PASSAGE.
Schema Optimization

Optimization is an important consideration when you design your database schema and object model. Most performance issues occur when the object model or database schema is too complex, which can make the database slow and difficult to query. This is most likely to happen if you derive your database schema directly from a complex object model.

To optimize performance, design the object model and database schema together. However, allow each model to be designed optimally: do not require a direct one-to-one correlation between the two.

This section includes the following schema optimization examples:

Schema Case 1: Aggregation of Two Tables into One
Schema Case 2: Splitting One Table Into Many
Schema Case 3: Collapsed Hierarchy
Schema Case 4: Choosing One out of Many

Schema Case 1: Aggregation of Two Tables into One

A common schema optimization technique is to aggregate two tables into a single table. This improves read and write performance by requiring only one database operation instead of two.

Table 11-3 and Table 11-4 illustrate the table aggregation technique.

Table 11-3 Original Schema (Aggregation of Two Tables Case)

Elements	Details
Title	ACME Member Location Tracking System
Classes	Member, Address
Tables	MEMBER, ADDRESS
Relationships	Source, Instance Variable, Mapping, Target, Member, address, one-to-one, Address

The nature of this application dictates that developers always look up employees and addresses together. As a result, querying a member based on address information requires a database join, and reading a member and its address requires two read statements. Writing a member requires two write statements. This adds unnecessary complexity to the system, and results in poor performance.

A better solution is to combine the MEMBER and ADDRESS tables into a single table, and change the one-to-one relationship to an aggregate relationship. This lets you read all information with a single operation, and doubles the update and insert speed, because only a single row in one table requires modifications.

GIVEN RECORDS.
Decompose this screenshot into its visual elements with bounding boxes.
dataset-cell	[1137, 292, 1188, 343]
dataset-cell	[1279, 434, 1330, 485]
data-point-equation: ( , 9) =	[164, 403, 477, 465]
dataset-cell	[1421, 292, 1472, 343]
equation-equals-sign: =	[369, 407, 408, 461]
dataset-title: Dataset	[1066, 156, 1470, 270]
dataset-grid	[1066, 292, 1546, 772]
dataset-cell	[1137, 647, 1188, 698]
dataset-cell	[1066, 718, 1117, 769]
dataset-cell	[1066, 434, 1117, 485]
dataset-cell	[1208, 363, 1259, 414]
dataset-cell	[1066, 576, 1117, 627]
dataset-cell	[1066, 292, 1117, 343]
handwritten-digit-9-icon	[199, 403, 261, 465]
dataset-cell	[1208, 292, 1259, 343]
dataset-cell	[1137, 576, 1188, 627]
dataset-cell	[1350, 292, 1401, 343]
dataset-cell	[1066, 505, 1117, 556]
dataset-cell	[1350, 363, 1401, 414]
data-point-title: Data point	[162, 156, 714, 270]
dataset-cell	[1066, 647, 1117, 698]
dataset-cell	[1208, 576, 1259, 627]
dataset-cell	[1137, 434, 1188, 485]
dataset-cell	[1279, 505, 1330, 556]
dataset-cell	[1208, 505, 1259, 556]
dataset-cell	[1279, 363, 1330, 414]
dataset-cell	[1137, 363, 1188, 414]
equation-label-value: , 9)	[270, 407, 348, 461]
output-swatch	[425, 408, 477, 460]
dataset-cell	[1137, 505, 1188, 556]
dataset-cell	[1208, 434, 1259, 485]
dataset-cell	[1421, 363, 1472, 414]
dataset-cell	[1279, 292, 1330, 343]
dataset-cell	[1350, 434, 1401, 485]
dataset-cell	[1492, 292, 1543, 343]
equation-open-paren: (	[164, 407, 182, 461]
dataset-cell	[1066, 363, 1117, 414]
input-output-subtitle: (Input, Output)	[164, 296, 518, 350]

THINGS TO DO.
A – In the schema optimization passage, what happens to update and insert speed when the MEMBER and ADDRESS tables are combined?
B – Please output the stretch of the schema optimization passage from "A common schema" through "table aggregation technique.".

ANSWERS TO THE EXERCISE.
A – It doubles, because only a single row in one table requires modifications.

B –
A common schema optimization technique is to aggregate two tables into a single table. This improves read and write performance by requiring only one database operation instead of two.

Table 11-3 and Table 11-4 illustrate the table aggregation technique.